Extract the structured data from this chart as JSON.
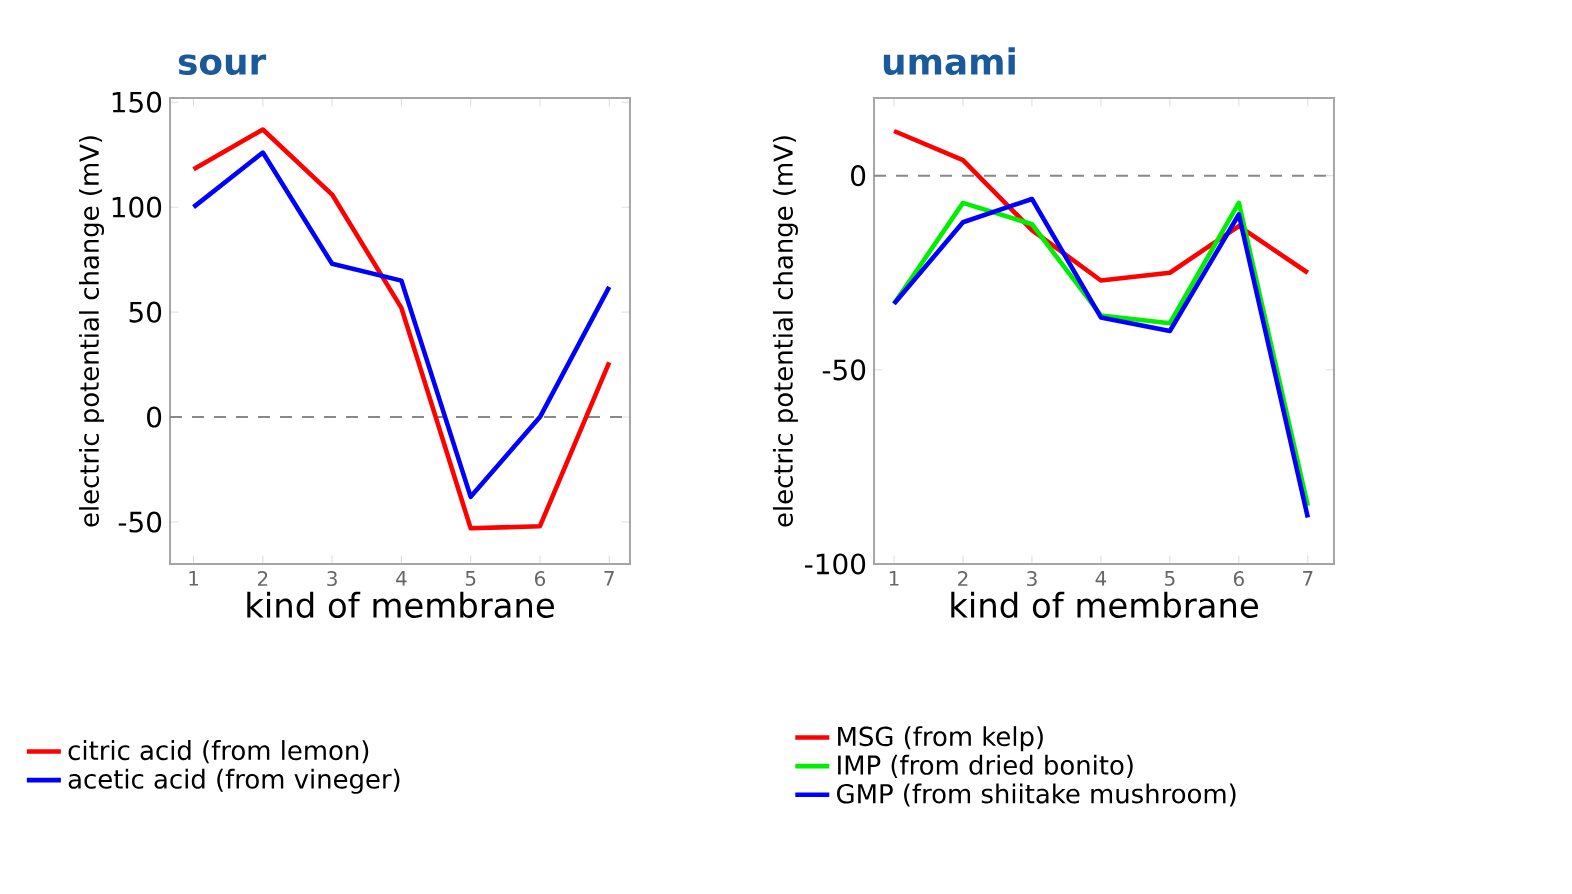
{
  "chart_data": [
    {
      "type": "line",
      "title": "sour",
      "xlabel": "kind of membrane",
      "ylabel": "electric potential change (mV)",
      "x": [
        1,
        2,
        3,
        4,
        5,
        6,
        7
      ],
      "xlim": [
        0.66,
        7.3
      ],
      "xticks": [
        1,
        2,
        3,
        4,
        5,
        6,
        7
      ],
      "ylim": [
        -70,
        152
      ],
      "yticks": [
        -50,
        0,
        50,
        100,
        150
      ],
      "series": [
        {
          "name": "citric acid (from lemon)",
          "color": "#ff0000",
          "values": [
            118,
            137,
            106,
            52,
            -53,
            -52,
            26
          ]
        },
        {
          "name": "acetic acid (from vineger)",
          "color": "#0000ff",
          "values": [
            100,
            126,
            73,
            65,
            -38,
            0,
            62
          ]
        }
      ],
      "ref_lines": [
        {
          "axis": "y",
          "value": 0,
          "color": "#888888",
          "line_style": "dashed"
        }
      ],
      "legend": "bottom",
      "grid": false,
      "marker": "none",
      "line_style": "solid"
    },
    {
      "type": "line",
      "title": "umami",
      "xlabel": "kind of membrane",
      "ylabel": "electric potential change (mV)",
      "x": [
        1,
        2,
        3,
        4,
        5,
        6,
        7
      ],
      "xlim": [
        0.71,
        7.38
      ],
      "xticks": [
        1,
        2,
        3,
        4,
        5,
        6,
        7
      ],
      "ylim": [
        -100,
        20
      ],
      "yticks": [
        -100,
        -50,
        0
      ],
      "series": [
        {
          "name": "MSG (from kelp)",
          "color": "#ff0000",
          "values": [
            11.5,
            4,
            -14,
            -27,
            -25,
            -13,
            -25
          ]
        },
        {
          "name": "IMP  (from dried bonito)",
          "color": "#00ee00",
          "values": [
            -33,
            -7,
            -12.5,
            -36,
            -38,
            -7,
            -85
          ]
        },
        {
          "name": "GMP (from shiitake mushroom)",
          "color": "#0000ff",
          "values": [
            -33,
            -12,
            -6,
            -36.5,
            -40,
            -10,
            -88
          ]
        }
      ],
      "ref_lines": [
        {
          "axis": "y",
          "value": 0,
          "color": "#888888",
          "line_style": "dashed"
        }
      ],
      "legend": "bottom",
      "grid": false,
      "marker": "none",
      "line_style": "solid"
    }
  ]
}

———

EXERCISE AIM: Repeat the data exactly, dropping every picture it holds.

WORKED ANSWER:
Extract the structured data from this chart as JSON.
{
  "chart_data": [
    {
      "type": "line",
      "title": "sour",
      "xlabel": "kind of membrane",
      "ylabel": "electric potential change (mV)",
      "x": [
        1,
        2,
        3,
        4,
        5,
        6,
        7
      ],
      "xlim": [
        0.66,
        7.3
      ],
      "xticks": [
        1,
        2,
        3,
        4,
        5,
        6,
        7
      ],
      "ylim": [
        -70,
        152
      ],
      "yticks": [
        -50,
        0,
        50,
        100,
        150
      ],
      "series": [
        {
          "name": "citric acid (from lemon)",
          "color": "#ff0000",
          "values": [
            118,
            137,
            106,
            52,
            -53,
            -52,
            26
          ]
        },
        {
          "name": "acetic acid (from vineger)",
          "color": "#0000ff",
          "values": [
            100,
            126,
            73,
            65,
            -38,
            0,
            62
          ]
        }
      ],
      "ref_lines": [
        {
          "axis": "y",
          "value": 0,
          "color": "#888888",
          "line_style": "dashed"
        }
      ],
      "legend": "bottom",
      "grid": false,
      "marker": "none",
      "line_style": "solid"
    },
    {
      "type": "line",
      "title": "umami",
      "xlabel": "kind of membrane",
      "ylabel": "electric potential change (mV)",
      "x": [
        1,
        2,
        3,
        4,
        5,
        6,
        7
      ],
      "xlim": [
        0.71,
        7.38
      ],
      "xticks": [
        1,
        2,
        3,
        4,
        5,
        6,
        7
      ],
      "ylim": [
        -100,
        20
      ],
      "yticks": [
        -100,
        -50,
        0
      ],
      "series": [
        {
          "name": "MSG (from kelp)",
          "color": "#ff0000",
          "values": [
            11.5,
            4,
            -14,
            -27,
            -25,
            -13,
            -25
          ]
        },
        {
          "name": "IMP  (from dried bonito)",
          "color": "#00ee00",
          "values": [
            -33,
            -7,
            -12.5,
            -36,
            -38,
            -7,
            -85
          ]
        },
        {
          "name": "GMP (from shiitake mushroom)",
          "color": "#0000ff",
          "values": [
            -33,
            -12,
            -6,
            -36.5,
            -40,
            -10,
            -88
          ]
        }
      ],
      "ref_lines": [
        {
          "axis": "y",
          "value": 0,
          "color": "#888888",
          "line_style": "dashed"
        }
      ],
      "legend": "bottom",
      "grid": false,
      "marker": "none",
      "line_style": "solid"
    }
  ]
}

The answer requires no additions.